-- BEGIN Data lines --
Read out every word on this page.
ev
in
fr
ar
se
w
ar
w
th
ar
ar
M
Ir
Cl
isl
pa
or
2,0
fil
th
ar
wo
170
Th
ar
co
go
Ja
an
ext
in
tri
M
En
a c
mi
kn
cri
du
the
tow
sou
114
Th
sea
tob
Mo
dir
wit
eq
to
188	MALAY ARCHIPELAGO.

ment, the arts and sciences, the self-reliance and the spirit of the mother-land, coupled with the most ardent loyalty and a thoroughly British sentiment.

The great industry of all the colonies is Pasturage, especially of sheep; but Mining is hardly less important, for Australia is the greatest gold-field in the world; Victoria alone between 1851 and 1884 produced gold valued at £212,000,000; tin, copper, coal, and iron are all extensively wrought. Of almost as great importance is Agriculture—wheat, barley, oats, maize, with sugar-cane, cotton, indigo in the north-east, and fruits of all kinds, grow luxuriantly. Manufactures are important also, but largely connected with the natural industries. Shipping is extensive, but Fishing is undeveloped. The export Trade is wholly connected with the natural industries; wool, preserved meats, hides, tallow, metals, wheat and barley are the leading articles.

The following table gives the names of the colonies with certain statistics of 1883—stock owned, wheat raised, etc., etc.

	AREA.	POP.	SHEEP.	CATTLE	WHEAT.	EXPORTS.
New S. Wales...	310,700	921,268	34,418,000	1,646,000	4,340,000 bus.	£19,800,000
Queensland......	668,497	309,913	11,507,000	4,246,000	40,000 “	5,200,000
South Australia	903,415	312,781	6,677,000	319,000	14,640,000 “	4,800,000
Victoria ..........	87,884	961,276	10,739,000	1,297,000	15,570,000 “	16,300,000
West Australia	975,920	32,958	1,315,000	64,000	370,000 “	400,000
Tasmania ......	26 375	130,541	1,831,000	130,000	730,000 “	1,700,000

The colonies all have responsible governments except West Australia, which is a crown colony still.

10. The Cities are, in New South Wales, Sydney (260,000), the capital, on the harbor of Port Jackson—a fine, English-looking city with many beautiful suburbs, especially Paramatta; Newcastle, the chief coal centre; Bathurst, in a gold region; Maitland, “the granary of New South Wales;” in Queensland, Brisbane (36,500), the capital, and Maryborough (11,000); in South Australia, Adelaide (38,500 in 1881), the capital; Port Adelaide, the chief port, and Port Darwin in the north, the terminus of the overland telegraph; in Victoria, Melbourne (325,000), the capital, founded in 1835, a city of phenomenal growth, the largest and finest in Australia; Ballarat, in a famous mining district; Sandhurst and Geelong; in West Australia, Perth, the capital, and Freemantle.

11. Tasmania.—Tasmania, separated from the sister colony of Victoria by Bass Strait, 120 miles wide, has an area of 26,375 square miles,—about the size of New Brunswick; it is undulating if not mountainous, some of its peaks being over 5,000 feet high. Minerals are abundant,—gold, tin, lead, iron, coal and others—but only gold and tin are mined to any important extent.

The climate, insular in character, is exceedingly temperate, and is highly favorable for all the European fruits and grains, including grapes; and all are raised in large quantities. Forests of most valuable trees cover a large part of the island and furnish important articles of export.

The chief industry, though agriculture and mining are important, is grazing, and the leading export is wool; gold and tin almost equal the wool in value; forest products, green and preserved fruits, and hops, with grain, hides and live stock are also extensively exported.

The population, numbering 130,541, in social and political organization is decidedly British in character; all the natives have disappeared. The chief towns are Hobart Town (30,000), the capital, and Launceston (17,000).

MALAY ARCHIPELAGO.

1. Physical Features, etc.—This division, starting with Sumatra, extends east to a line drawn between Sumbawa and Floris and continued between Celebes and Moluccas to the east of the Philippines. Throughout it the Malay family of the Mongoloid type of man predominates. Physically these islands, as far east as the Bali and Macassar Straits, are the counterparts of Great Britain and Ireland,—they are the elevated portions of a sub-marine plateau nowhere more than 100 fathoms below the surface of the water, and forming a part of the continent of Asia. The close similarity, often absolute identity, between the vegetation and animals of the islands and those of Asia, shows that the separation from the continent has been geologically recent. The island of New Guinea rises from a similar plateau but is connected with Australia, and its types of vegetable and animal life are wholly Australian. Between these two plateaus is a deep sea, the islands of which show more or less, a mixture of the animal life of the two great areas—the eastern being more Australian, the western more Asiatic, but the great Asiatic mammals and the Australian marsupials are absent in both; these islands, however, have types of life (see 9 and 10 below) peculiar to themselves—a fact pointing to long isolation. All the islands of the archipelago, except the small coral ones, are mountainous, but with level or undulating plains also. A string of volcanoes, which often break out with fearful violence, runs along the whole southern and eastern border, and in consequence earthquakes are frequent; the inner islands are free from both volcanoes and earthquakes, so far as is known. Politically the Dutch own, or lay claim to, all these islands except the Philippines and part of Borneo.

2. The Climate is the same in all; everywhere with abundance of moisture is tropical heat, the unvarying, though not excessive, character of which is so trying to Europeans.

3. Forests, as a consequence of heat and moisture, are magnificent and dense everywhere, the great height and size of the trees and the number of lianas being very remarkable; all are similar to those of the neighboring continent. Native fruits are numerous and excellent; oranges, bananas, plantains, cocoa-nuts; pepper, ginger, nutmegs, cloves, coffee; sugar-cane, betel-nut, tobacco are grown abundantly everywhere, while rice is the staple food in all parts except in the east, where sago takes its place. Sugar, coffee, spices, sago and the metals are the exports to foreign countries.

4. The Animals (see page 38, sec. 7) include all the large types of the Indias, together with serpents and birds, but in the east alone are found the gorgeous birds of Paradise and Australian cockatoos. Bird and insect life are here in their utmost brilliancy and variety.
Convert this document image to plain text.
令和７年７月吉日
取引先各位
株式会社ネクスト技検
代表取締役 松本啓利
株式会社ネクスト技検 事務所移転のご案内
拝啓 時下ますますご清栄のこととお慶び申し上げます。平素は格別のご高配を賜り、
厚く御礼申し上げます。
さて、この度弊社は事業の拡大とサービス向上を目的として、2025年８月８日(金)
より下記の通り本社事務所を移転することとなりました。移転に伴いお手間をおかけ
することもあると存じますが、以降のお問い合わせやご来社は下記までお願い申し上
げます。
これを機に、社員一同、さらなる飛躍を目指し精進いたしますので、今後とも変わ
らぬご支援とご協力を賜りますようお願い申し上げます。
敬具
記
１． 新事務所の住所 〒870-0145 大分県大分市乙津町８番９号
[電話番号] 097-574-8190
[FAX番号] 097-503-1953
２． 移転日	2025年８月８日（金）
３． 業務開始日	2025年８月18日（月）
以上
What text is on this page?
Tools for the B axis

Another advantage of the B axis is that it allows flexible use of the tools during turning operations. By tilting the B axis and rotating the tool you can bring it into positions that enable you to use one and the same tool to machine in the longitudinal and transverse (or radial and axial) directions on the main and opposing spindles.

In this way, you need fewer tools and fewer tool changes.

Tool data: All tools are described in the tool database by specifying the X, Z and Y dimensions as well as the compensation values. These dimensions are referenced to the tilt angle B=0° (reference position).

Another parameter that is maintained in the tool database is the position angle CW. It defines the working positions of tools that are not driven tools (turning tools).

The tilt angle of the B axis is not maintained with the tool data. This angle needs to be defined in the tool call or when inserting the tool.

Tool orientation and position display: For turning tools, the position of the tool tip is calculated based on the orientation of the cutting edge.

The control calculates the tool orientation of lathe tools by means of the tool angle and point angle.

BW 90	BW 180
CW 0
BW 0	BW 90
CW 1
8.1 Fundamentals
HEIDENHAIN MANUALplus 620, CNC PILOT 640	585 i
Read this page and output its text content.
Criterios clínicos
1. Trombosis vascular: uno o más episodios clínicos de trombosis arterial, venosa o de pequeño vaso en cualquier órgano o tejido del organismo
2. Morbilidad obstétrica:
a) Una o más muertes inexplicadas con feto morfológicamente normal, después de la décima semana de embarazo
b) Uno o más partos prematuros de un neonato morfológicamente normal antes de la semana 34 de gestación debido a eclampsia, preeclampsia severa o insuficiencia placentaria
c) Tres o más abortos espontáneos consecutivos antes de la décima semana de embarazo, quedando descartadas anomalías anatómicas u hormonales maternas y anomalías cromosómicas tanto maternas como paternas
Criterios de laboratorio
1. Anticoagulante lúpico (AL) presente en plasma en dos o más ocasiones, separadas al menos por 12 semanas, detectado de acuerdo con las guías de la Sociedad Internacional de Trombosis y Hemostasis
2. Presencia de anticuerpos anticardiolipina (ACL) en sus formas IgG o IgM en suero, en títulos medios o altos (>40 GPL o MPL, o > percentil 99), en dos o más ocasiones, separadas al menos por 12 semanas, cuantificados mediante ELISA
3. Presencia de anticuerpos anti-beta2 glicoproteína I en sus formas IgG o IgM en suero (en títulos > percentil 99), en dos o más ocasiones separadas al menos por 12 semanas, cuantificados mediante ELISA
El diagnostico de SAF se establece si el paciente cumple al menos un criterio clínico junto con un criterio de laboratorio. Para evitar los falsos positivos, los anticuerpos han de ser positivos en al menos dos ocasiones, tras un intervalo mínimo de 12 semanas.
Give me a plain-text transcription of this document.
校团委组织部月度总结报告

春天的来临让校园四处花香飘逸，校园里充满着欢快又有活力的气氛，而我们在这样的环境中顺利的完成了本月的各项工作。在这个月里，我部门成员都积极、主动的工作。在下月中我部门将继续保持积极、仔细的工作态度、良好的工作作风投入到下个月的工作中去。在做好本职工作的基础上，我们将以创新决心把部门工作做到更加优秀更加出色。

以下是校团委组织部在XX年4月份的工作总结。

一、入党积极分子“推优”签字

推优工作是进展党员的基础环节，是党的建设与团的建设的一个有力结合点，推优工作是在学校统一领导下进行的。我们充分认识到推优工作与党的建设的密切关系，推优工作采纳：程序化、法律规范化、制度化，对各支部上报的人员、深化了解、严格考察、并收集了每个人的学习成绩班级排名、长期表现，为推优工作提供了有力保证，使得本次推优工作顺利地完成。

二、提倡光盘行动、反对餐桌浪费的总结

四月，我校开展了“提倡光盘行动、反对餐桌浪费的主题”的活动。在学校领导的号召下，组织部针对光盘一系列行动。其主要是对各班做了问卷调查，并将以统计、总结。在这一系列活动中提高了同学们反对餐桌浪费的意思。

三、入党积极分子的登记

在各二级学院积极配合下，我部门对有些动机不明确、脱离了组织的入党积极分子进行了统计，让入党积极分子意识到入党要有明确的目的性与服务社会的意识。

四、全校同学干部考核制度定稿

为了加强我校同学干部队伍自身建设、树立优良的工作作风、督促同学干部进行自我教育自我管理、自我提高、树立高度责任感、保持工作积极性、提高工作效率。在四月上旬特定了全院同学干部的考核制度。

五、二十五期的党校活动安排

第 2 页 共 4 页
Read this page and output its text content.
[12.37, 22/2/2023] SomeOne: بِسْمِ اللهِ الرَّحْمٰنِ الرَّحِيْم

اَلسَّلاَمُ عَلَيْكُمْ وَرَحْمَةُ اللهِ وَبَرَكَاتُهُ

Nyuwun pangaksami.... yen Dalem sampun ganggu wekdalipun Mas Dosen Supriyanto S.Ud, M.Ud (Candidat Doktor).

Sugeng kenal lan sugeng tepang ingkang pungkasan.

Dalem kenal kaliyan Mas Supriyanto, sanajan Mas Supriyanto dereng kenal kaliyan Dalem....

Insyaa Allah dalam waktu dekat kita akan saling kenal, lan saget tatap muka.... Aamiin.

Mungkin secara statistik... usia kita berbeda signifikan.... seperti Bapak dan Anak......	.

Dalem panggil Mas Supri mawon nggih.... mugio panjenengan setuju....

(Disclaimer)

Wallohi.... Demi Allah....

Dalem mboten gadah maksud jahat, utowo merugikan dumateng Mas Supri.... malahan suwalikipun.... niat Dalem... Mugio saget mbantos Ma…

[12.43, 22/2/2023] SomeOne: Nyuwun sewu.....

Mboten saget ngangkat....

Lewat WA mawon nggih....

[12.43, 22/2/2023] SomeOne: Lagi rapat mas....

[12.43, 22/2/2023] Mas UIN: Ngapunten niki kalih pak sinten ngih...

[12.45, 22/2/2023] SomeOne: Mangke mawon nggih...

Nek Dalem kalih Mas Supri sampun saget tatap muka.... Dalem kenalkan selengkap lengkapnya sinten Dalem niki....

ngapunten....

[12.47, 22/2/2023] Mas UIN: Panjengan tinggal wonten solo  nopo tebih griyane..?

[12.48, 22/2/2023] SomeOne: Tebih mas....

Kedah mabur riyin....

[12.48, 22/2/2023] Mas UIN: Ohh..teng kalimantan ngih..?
-- END Data lines --
● **Given instruction**
Of the lines in the material above, state how many contain the string "kalih"; give no other text.

● **Output of the task**
2